• _REQUIRED TASK_
Every record must be repeated exactly, with no omission.

————

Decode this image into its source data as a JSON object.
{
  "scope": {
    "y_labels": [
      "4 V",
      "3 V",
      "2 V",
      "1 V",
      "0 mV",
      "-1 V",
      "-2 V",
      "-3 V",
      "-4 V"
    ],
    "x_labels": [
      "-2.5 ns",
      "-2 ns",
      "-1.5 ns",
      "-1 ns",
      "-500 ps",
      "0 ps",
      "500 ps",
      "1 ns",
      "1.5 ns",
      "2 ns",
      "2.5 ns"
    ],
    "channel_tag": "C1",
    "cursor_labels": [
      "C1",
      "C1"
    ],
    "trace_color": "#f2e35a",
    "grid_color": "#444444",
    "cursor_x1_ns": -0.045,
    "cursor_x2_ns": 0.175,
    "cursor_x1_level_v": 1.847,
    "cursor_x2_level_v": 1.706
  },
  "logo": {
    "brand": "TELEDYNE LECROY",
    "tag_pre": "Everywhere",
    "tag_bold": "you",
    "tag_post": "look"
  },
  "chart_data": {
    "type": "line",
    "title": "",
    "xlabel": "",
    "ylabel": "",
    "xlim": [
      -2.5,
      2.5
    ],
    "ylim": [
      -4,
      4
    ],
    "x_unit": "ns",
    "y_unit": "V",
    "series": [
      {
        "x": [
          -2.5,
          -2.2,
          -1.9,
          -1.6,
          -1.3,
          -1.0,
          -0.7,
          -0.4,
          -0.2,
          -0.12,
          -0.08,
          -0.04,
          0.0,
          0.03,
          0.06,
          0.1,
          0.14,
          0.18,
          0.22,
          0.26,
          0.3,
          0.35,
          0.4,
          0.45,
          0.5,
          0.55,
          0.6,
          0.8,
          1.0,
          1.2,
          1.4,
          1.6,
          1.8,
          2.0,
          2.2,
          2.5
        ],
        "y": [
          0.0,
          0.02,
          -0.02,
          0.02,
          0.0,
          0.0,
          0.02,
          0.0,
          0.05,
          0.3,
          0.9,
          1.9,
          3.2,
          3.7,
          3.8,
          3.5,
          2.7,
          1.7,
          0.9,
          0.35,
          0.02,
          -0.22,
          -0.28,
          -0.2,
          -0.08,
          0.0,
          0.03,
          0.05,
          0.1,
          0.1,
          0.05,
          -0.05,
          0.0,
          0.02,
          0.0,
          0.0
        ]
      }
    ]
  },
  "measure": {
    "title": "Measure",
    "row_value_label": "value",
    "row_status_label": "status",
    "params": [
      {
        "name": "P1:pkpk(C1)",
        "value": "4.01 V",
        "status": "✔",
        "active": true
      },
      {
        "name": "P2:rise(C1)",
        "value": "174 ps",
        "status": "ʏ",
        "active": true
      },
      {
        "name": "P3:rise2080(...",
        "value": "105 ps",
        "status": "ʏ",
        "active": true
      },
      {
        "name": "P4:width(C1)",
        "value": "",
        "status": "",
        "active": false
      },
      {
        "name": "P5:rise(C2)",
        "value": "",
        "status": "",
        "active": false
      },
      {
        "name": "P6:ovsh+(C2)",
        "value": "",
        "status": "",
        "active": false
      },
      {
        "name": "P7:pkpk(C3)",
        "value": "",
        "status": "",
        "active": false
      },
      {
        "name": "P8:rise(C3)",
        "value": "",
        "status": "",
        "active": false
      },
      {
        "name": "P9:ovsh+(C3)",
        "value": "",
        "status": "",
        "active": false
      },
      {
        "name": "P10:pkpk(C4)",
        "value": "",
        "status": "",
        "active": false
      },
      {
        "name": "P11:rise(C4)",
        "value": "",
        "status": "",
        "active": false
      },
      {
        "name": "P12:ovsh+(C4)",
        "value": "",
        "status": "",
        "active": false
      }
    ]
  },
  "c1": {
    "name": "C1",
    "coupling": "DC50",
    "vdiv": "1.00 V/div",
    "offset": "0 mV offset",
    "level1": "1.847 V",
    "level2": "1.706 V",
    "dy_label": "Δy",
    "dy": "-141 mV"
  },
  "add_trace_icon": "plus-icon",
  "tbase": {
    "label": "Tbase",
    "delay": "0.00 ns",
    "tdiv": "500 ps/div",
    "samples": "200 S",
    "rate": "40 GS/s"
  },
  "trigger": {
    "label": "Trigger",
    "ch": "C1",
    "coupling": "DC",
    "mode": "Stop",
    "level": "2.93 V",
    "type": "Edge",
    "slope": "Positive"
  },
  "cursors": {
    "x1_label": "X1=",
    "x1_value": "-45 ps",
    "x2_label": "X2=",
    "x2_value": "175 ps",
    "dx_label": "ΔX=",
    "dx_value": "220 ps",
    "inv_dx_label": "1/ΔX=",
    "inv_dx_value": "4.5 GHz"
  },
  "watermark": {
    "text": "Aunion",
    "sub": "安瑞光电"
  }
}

————

• _RESPONSE TO THE EXERCISE_
Decode this image into its source data as a JSON object.
{
  "scope": {
    "y_labels": [
      "4 V",
      "3 V",
      "2 V",
      "1 V",
      "0 mV",
      "-1 V",
      "-2 V",
      "-3 V",
      "-4 V"
    ],
    "x_labels": [
      "-2.5 ns",
      "-2 ns",
      "-1.5 ns",
      "-1 ns",
      "-500 ps",
      "0 ps",
      "500 ps",
      "1 ns",
      "1.5 ns",
      "2 ns",
      "2.5 ns"
    ],
    "channel_tag": "C1",
    "cursor_labels": [
      "C1",
      "C1"
    ],
    "trace_color": "#f2e35a",
    "grid_color": "#444444",
    "cursor_x1_ns": -0.045,
    "cursor_x2_ns": 0.175,
    "cursor_x1_level_v": 1.847,
    "cursor_x2_level_v": 1.706
  },
  "logo": {
    "brand": "TELEDYNE LECROY",
    "tag_pre": "Everywhere",
    "tag_bold": "you",
    "tag_post": "look"
  },
  "chart_data": {
    "type": "line",
    "title": "",
    "xlabel": "",
    "ylabel": "",
    "xlim": [
      -2.5,
      2.5
    ],
    "ylim": [
      -4,
      4
    ],
    "x_unit": "ns",
    "y_unit": "V",
    "series": [
      {
        "x": [
          -2.5,
          -2.2,
          -1.9,
          -1.6,
          -1.3,
          -1.0,
          -0.7,
          -0.4,
          -0.2,
          -0.12,
          -0.08,
          -0.04,
          0.0,
          0.03,
          0.06,
          0.1,
          0.14,
          0.18,
          0.22,
          0.26,
          0.3,
          0.35,
          0.4,
          0.45,
          0.5,
          0.55,
          0.6,
          0.8,
          1.0,
          1.2,
          1.4,
          1.6,
          1.8,
          2.0,
          2.2,
          2.5
        ],
        "y": [
          0.0,
          0.02,
          -0.02,
          0.02,
          0.0,
          0.0,
          0.02,
          0.0,
          0.05,
          0.3,
          0.9,
          1.9,
          3.2,
          3.7,
          3.8,
          3.5,
          2.7,
          1.7,
          0.9,
          0.35,
          0.02,
          -0.22,
          -0.28,
          -0.2,
          -0.08,
          0.0,
          0.03,
          0.05,
          0.1,
          0.1,
          0.05,
          -0.05,
          0.0,
          0.02,
          0.0,
          0.0
        ]
      }
    ]
  },
  "measure": {
    "title": "Measure",
    "row_value_label": "value",
    "row_status_label": "status",
    "params": [
      {
        "name": "P1:pkpk(C1)",
        "value": "4.01 V",
        "status": "✔",
        "active": true
      },
      {
        "name": "P2:rise(C1)",
        "value": "174 ps",
        "status": "ʏ",
        "active": true
      },
      {
        "name": "P3:rise2080(...",
        "value": "105 ps",
        "status": "ʏ",
        "active": true
      },
      {
        "name": "P4:width(C1)",
        "value": "",
        "status": "",
        "active": false
      },
      {
        "name": "P5:rise(C2)",
        "value": "",
        "status": "",
        "active": false
      },
      {
        "name": "P6:ovsh+(C2)",
        "value": "",
        "status": "",
        "active": false
      },
      {
        "name": "P7:pkpk(C3)",
        "value": "",
        "status": "",
        "active": false
      },
      {
        "name": "P8:rise(C3)",
        "value": "",
        "status": "",
        "active": false
      },
      {
        "name": "P9:ovsh+(C3)",
        "value": "",
        "status": "",
        "active": false
      },
      {
        "name": "P10:pkpk(C4)",
        "value": "",
        "status": "",
        "active": false
      },
      {
        "name": "P11:rise(C4)",
        "value": "",
        "status": "",
        "active": false
      },
      {
        "name": "P12:ovsh+(C4)",
        "value": "",
        "status": "",
        "active": false
      }
    ]
  },
  "c1": {
    "name": "C1",
    "coupling": "DC50",
    "vdiv": "1.00 V/div",
    "offset": "0 mV offset",
    "level1": "1.847 V",
    "level2": "1.706 V",
    "dy_label": "Δy",
    "dy": "-141 mV"
  },
  "add_trace_icon": "plus-icon",
  "tbase": {
    "label": "Tbase",
    "delay": "0.00 ns",
    "tdiv": "500 ps/div",
    "samples": "200 S",
    "rate": "40 GS/s"
  },
  "trigger": {
    "label": "Trigger",
    "ch": "C1",
    "coupling": "DC",
    "mode": "Stop",
    "level": "2.93 V",
    "type": "Edge",
    "slope": "Positive"
  },
  "cursors": {
    "x1_label": "X1=",
    "x1_value": "-45 ps",
    "x2_label": "X2=",
    "x2_value": "175 ps",
    "dx_label": "ΔX=",
    "dx_value": "220 ps",
    "inv_dx_label": "1/ΔX=",
    "inv_dx_value": "4.5 GHz"
  },
  "watermark": {
    "text": "Aunion",
    "sub": "安瑞光电"
  }
}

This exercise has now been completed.